**WHAT IS NEEDED:** Exactly reproduce each record listed below.

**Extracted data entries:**
.....

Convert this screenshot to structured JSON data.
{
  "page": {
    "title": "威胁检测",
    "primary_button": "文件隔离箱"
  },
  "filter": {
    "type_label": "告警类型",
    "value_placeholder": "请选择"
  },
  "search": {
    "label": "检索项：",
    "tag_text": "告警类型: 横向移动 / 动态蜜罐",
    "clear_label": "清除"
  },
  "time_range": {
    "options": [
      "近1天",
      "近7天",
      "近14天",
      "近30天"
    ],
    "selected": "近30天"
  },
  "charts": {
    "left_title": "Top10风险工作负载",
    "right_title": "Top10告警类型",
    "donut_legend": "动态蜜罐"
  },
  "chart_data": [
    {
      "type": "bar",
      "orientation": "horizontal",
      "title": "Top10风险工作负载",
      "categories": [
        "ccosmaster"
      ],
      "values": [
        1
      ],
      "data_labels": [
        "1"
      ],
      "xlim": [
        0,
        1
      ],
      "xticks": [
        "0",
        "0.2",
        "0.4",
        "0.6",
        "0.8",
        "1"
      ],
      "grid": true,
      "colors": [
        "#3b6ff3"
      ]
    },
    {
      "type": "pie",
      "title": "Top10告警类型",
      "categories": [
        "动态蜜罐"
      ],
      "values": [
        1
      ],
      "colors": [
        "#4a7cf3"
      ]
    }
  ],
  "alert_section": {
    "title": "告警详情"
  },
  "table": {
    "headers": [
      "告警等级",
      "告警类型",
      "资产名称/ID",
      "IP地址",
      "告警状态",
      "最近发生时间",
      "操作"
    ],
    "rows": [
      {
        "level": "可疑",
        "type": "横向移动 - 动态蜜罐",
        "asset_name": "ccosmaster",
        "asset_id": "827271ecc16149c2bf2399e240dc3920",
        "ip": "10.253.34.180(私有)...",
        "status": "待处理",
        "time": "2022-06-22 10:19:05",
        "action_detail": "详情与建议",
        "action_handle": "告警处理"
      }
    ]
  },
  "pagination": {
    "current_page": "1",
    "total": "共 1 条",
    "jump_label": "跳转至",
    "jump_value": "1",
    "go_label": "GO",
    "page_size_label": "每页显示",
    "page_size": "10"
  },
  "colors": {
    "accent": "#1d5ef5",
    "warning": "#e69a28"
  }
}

.....

**COMPLETE OUTPUT:**
Convert this screenshot to structured JSON data.
{
  "page": {
    "title": "威胁检测",
    "primary_button": "文件隔离箱"
  },
  "filter": {
    "type_label": "告警类型",
    "value_placeholder": "请选择"
  },
  "search": {
    "label": "检索项：",
    "tag_text": "告警类型: 横向移动 / 动态蜜罐",
    "clear_label": "清除"
  },
  "time_range": {
    "options": [
      "近1天",
      "近7天",
      "近14天",
      "近30天"
    ],
    "selected": "近30天"
  },
  "charts": {
    "left_title": "Top10风险工作负载",
    "right_title": "Top10告警类型",
    "donut_legend": "动态蜜罐"
  },
  "chart_data": [
    {
      "type": "bar",
      "orientation": "horizontal",
      "title": "Top10风险工作负载",
      "categories": [
        "ccosmaster"
      ],
      "values": [
        1
      ],
      "data_labels": [
        "1"
      ],
      "xlim": [
        0,
        1
      ],
      "xticks": [
        "0",
        "0.2",
        "0.4",
        "0.6",
        "0.8",
        "1"
      ],
      "grid": true,
      "colors": [
        "#3b6ff3"
      ]
    },
    {
      "type": "pie",
      "title": "Top10告警类型",
      "categories": [
        "动态蜜罐"
      ],
      "values": [
        1
      ],
      "colors": [
        "#4a7cf3"
      ]
    }
  ],
  "alert_section": {
    "title": "告警详情"
  },
  "table": {
    "headers": [
      "告警等级",
      "告警类型",
      "资产名称/ID",
      "IP地址",
      "告警状态",
      "最近发生时间",
      "操作"
    ],
    "rows": [
      {
        "level": "可疑",
        "type": "横向移动 - 动态蜜罐",
        "asset_name": "ccosmaster",
        "asset_id": "827271ecc16149c2bf2399e240dc3920",
        "ip": "10.253.34.180(私有)...",
        "status": "待处理",
        "time": "2022-06-22 10:19:05",
        "action_detail": "详情与建议",
        "action_handle": "告警处理"
      }
    ]
  },
  "pagination": {
    "current_page": "1",
    "total": "共 1 条",
    "jump_label": "跳转至",
    "jump_value": "1",
    "go_label": "GO",
    "page_size_label": "每页显示",
    "page_size": "10"
  },
  "colors": {
    "accent": "#1d5ef5",
    "warning": "#e69a28"
  }
}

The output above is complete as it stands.